===== DATA SUPPLIED

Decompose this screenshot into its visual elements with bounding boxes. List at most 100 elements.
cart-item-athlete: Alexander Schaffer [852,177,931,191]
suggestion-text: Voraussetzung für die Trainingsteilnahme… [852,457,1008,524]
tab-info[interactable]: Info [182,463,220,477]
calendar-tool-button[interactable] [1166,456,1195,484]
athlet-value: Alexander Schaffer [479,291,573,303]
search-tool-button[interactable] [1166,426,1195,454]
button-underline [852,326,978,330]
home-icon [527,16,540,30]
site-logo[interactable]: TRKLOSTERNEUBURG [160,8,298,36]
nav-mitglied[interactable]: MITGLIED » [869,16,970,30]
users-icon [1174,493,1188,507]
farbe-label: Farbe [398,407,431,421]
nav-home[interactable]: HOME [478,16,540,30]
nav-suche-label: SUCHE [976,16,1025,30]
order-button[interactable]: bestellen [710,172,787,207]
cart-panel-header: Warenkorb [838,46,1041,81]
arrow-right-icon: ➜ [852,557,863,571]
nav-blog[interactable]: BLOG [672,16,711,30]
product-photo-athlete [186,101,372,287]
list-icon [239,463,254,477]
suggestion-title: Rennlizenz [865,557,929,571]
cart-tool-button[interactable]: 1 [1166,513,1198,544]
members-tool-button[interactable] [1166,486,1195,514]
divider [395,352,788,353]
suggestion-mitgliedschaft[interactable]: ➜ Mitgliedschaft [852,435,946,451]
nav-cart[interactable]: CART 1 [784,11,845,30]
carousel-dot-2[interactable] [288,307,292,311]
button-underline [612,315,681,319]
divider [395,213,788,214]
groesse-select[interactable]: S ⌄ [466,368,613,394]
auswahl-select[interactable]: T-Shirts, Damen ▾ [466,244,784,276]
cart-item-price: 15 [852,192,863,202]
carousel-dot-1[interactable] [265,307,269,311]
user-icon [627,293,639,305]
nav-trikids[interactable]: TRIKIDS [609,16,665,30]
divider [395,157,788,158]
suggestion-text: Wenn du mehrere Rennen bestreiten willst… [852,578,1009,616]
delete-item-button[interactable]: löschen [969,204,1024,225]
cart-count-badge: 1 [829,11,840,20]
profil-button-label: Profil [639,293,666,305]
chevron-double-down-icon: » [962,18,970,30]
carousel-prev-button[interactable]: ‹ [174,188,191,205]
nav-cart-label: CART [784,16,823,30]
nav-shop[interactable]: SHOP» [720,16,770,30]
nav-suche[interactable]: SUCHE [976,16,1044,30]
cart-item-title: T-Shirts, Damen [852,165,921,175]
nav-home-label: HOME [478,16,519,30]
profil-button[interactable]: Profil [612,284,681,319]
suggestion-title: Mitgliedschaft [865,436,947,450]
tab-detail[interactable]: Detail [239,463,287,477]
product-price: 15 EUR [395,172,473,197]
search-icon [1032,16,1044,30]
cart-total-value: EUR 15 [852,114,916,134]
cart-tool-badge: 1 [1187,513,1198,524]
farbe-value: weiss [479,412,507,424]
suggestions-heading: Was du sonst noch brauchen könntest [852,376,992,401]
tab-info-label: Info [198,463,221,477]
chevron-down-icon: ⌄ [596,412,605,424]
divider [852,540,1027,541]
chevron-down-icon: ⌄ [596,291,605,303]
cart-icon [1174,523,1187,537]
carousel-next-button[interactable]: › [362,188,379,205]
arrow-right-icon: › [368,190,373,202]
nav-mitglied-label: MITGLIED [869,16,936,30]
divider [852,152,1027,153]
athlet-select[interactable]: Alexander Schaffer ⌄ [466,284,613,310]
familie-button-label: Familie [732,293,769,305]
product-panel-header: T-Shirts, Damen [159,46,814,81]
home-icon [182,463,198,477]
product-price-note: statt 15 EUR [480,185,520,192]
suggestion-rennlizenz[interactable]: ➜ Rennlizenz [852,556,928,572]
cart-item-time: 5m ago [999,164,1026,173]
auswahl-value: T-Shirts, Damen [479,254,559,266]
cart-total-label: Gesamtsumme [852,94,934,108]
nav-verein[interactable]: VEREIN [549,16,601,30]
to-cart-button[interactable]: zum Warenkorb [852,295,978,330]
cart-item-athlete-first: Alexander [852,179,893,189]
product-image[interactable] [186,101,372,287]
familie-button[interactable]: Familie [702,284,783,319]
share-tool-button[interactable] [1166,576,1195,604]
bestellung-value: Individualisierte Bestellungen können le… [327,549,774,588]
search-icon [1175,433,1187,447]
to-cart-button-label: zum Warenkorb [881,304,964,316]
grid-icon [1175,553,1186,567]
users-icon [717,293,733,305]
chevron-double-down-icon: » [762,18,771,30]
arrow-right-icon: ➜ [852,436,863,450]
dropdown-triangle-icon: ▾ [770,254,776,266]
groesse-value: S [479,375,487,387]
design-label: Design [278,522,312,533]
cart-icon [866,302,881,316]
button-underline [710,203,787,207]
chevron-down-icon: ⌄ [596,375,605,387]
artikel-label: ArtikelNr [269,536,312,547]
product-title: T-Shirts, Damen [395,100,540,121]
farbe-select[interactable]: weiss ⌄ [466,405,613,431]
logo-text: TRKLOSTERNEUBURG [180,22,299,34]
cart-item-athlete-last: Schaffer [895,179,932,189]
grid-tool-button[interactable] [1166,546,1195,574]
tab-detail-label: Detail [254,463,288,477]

==========

■ REQUEST
Copy every line of the items above without changing anything.

■ SOLUTION BELOW
Decompose this screenshot into its visual elements with bounding boxes. List at most 100 elements.
cart-item-athlete: Alexander Schaffer [852,177,931,191]
suggestion-text: Voraussetzung für die Trainingsteilnahme… [852,457,1008,524]
tab-info[interactable]: Info [182,463,220,477]
calendar-tool-button[interactable] [1166,456,1195,484]
athlet-value: Alexander Schaffer [479,291,573,303]
search-tool-button[interactable] [1166,426,1195,454]
button-underline [852,326,978,330]
home-icon [527,16,540,30]
site-logo[interactable]: TRKLOSTERNEUBURG [160,8,298,36]
nav-mitglied[interactable]: MITGLIED » [869,16,970,30]
users-icon [1174,493,1188,507]
farbe-label: Farbe [398,407,431,421]
nav-home[interactable]: HOME [478,16,540,30]
nav-suche-label: SUCHE [976,16,1025,30]
order-button[interactable]: bestellen [710,172,787,207]
cart-panel-header: Warenkorb [838,46,1041,81]
arrow-right-icon: ➜ [852,557,863,571]
nav-blog[interactable]: BLOG [672,16,711,30]
product-photo-athlete [186,101,372,287]
list-icon [239,463,254,477]
suggestion-title: Rennlizenz [865,557,929,571]
cart-tool-button[interactable]: 1 [1166,513,1198,544]
members-tool-button[interactable] [1166,486,1195,514]
divider [395,352,788,353]
suggestion-mitgliedschaft[interactable]: ➜ Mitgliedschaft [852,435,946,451]
nav-cart[interactable]: CART 1 [784,11,845,30]
carousel-dot-2[interactable] [288,307,292,311]
button-underline [612,315,681,319]
divider [395,213,788,214]
groesse-select[interactable]: S ⌄ [466,368,613,394]
auswahl-select[interactable]: T-Shirts, Damen ▾ [466,244,784,276]
cart-item-price: 15 [852,192,863,202]
carousel-dot-1[interactable] [265,307,269,311]
user-icon [627,293,639,305]
nav-trikids[interactable]: TRIKIDS [609,16,665,30]
divider [395,157,788,158]
suggestion-text: Wenn du mehrere Rennen bestreiten willst… [852,578,1009,616]
delete-item-button[interactable]: löschen [969,204,1024,225]
cart-count-badge: 1 [829,11,840,20]
profil-button-label: Profil [639,293,666,305]
chevron-double-down-icon: » [962,18,970,30]
carousel-prev-button[interactable]: ‹ [174,188,191,205]
nav-cart-label: CART [784,16,823,30]
nav-shop[interactable]: SHOP» [720,16,770,30]
nav-suche[interactable]: SUCHE [976,16,1044,30]
cart-item-title: T-Shirts, Damen [852,165,921,175]
nav-home-label: HOME [478,16,519,30]
profil-button[interactable]: Profil [612,284,681,319]
suggestion-title: Mitgliedschaft [865,436,947,450]
tab-detail[interactable]: Detail [239,463,287,477]
product-price: 15 EUR [395,172,473,197]
search-icon [1032,16,1044,30]
cart-total-value: EUR 15 [852,114,916,134]
cart-tool-badge: 1 [1187,513,1198,524]
farbe-value: weiss [479,412,507,424]
suggestions-heading: Was du sonst noch brauchen könntest [852,376,992,401]
tab-info-label: Info [198,463,221,477]
chevron-down-icon: ⌄ [596,412,605,424]
divider [852,540,1027,541]
chevron-down-icon: ⌄ [596,291,605,303]
cart-icon [1174,523,1187,537]
carousel-next-button[interactable]: › [362,188,379,205]
arrow-right-icon: › [368,190,373,202]
nav-mitglied-label: MITGLIED [869,16,936,30]
divider [852,152,1027,153]
athlet-select[interactable]: Alexander Schaffer ⌄ [466,284,613,310]
familie-button-label: Familie [732,293,769,305]
product-panel-header: T-Shirts, Damen [159,46,814,81]
home-icon [182,463,198,477]
product-price-note: statt 15 EUR [480,185,520,192]
suggestion-rennlizenz[interactable]: ➜ Rennlizenz [852,556,928,572]
cart-item-time: 5m ago [999,164,1026,173]
auswahl-value: T-Shirts, Damen [479,254,559,266]
cart-total-label: Gesamtsumme [852,94,934,108]
nav-verein[interactable]: VEREIN [549,16,601,30]
to-cart-button[interactable]: zum Warenkorb [852,295,978,330]
cart-item-athlete-first: Alexander [852,179,893,189]
product-image[interactable] [186,101,372,287]
familie-button[interactable]: Familie [702,284,783,319]
share-tool-button[interactable] [1166,576,1195,604]
bestellung-value: Individualisierte Bestellungen können le… [327,549,774,588]
search-icon [1175,433,1187,447]
to-cart-button-label: zum Warenkorb [881,304,964,316]
grid-icon [1175,553,1186,567]
users-icon [717,293,733,305]
chevron-double-down-icon: » [762,18,771,30]
arrow-right-icon: ➜ [852,436,863,450]
dropdown-triangle-icon: ▾ [770,254,776,266]
groesse-value: S [479,375,487,387]
design-label: Design [278,522,312,533]
cart-icon [866,302,881,316]
button-underline [710,203,787,207]
chevron-down-icon: ⌄ [596,375,605,387]
artikel-label: ArtikelNr [269,536,312,547]
product-title: T-Shirts, Damen [395,100,540,121]
farbe-select[interactable]: weiss ⌄ [466,405,613,431]
logo-text: TRKLOSTERNEUBURG [180,22,299,34]
cart-item-athlete-last: Schaffer [895,179,932,189]
grid-tool-button[interactable] [1166,546,1195,574]
tab-detail-label: Detail [254,463,288,477]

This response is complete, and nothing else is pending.